Structured figure records:

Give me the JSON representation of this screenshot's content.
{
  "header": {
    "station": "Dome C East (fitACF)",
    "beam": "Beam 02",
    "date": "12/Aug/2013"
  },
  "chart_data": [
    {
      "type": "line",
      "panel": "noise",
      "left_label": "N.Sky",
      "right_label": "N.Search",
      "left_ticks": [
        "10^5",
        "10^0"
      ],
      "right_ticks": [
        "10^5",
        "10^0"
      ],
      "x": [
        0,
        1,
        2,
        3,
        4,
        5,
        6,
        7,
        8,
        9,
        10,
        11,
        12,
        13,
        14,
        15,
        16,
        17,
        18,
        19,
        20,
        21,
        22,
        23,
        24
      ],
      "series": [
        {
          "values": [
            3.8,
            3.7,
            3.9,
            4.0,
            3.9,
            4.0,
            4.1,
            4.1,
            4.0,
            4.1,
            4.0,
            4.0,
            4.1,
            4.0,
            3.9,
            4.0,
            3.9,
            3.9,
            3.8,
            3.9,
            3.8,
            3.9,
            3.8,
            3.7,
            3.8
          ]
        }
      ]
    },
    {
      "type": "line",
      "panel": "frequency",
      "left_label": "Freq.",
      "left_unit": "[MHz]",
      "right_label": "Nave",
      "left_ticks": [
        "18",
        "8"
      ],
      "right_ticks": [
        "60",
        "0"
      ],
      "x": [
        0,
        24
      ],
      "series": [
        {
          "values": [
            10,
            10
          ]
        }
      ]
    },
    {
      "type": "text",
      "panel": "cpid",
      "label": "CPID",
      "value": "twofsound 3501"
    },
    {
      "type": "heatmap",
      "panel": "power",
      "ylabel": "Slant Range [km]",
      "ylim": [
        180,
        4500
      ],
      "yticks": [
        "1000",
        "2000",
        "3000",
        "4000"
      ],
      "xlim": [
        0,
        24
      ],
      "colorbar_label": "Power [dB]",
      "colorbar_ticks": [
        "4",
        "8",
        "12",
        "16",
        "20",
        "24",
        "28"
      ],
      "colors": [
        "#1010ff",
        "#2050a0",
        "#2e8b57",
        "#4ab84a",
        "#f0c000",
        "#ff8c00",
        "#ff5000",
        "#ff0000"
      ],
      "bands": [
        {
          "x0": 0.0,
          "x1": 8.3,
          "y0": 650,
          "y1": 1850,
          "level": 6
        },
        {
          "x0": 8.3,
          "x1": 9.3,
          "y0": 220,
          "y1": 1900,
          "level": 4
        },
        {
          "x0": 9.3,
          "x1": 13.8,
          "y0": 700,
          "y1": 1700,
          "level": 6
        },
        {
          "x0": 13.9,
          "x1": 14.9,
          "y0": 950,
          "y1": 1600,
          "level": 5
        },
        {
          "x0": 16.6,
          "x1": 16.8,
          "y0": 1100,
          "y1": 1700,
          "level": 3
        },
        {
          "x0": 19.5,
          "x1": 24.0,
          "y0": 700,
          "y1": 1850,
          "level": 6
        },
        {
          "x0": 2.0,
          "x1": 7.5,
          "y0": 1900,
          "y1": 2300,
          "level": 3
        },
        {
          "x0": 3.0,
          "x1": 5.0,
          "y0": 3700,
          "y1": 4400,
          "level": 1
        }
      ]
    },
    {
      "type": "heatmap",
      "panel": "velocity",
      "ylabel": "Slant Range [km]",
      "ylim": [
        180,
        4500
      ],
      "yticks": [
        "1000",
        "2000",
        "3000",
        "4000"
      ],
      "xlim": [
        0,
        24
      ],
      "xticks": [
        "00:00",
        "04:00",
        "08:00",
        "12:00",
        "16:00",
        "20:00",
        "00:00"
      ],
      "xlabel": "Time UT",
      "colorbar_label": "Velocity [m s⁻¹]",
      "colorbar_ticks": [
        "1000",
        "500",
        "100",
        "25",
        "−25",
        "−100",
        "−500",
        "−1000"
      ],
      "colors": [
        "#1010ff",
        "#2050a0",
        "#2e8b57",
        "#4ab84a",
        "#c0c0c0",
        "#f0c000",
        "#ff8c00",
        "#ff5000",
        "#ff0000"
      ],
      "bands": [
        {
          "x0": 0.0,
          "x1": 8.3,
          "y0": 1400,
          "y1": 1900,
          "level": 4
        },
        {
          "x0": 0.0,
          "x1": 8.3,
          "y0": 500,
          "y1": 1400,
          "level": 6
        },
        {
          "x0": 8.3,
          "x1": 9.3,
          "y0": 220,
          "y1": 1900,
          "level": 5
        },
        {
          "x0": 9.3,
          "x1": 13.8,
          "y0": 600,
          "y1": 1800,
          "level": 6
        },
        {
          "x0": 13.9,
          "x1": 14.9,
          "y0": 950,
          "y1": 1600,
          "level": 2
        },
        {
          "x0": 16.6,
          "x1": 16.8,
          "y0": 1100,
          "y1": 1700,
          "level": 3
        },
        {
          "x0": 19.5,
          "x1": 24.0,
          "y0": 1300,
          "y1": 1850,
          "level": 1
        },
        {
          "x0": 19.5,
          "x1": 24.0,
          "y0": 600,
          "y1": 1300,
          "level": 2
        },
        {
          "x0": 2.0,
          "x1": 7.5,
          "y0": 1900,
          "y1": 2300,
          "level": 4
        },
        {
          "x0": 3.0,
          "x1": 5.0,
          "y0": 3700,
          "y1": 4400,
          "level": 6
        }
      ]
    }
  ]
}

TASK DIRECTIONS: Check each line of the entries above, and show every one holding the word "panel".

FINISHED TASK:
      "panel": "noise",
      "panel": "frequency",
      "panel": "cpid",
      "panel": "power",
      "panel": "velocity",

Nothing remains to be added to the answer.